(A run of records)
--- Start ---

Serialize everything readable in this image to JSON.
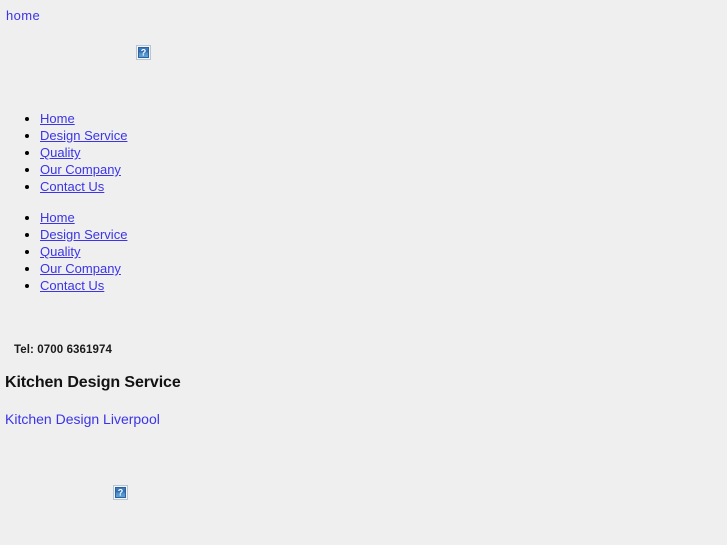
{
  "page": {
    "background_color": "#efefef",
    "link_color": "#3b34e8",
    "text_color": "#000000"
  },
  "top_link": {
    "label": "home"
  },
  "images": {
    "header_logo": {
      "icon": "broken-image-icon",
      "glyph": "?"
    },
    "footer_logo": {
      "icon": "broken-image-icon",
      "glyph": "?"
    }
  },
  "nav_primary": {
    "items": [
      {
        "label": "Home"
      },
      {
        "label": "Design Service"
      },
      {
        "label": "Quality"
      },
      {
        "label": "Our Company"
      },
      {
        "label": "Contact Us"
      }
    ]
  },
  "nav_secondary": {
    "items": [
      {
        "label": "Home"
      },
      {
        "label": "Design Service"
      },
      {
        "label": "Quality"
      },
      {
        "label": "Our Company"
      },
      {
        "label": "Contact Us"
      }
    ]
  },
  "contact": {
    "telephone": "Tel: 0700 6361974"
  },
  "heading": {
    "title": "Kitchen Design Service"
  },
  "footer_link": {
    "label": "Kitchen Design Liverpool"
  }
}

--- End ---

Written instruction → Give the entries again word for word, but skip the pictures.

The completed task →
Serialize everything readable in this image to JSON.
{
  "page": {
    "background_color": "#efefef",
    "link_color": "#3b34e8",
    "text_color": "#000000"
  },
  "top_link": {
    "label": "home"
  },
  "images": {
    "header_logo": {
      "icon": "broken-image-icon",
      "glyph": "?"
    },
    "footer_logo": {
      "icon": "broken-image-icon",
      "glyph": "?"
    }
  },
  "nav_primary": {
    "items": [
      {
        "label": "Home"
      },
      {
        "label": "Design Service"
      },
      {
        "label": "Quality"
      },
      {
        "label": "Our Company"
      },
      {
        "label": "Contact Us"
      }
    ]
  },
  "nav_secondary": {
    "items": [
      {
        "label": "Home"
      },
      {
        "label": "Design Service"
      },
      {
        "label": "Quality"
      },
      {
        "label": "Our Company"
      },
      {
        "label": "Contact Us"
      }
    ]
  },
  "contact": {
    "telephone": "Tel: 0700 6361974"
  },
  "heading": {
    "title": "Kitchen Design Service"
  },
  "footer_link": {
    "label": "Kitchen Design Liverpool"
  }
}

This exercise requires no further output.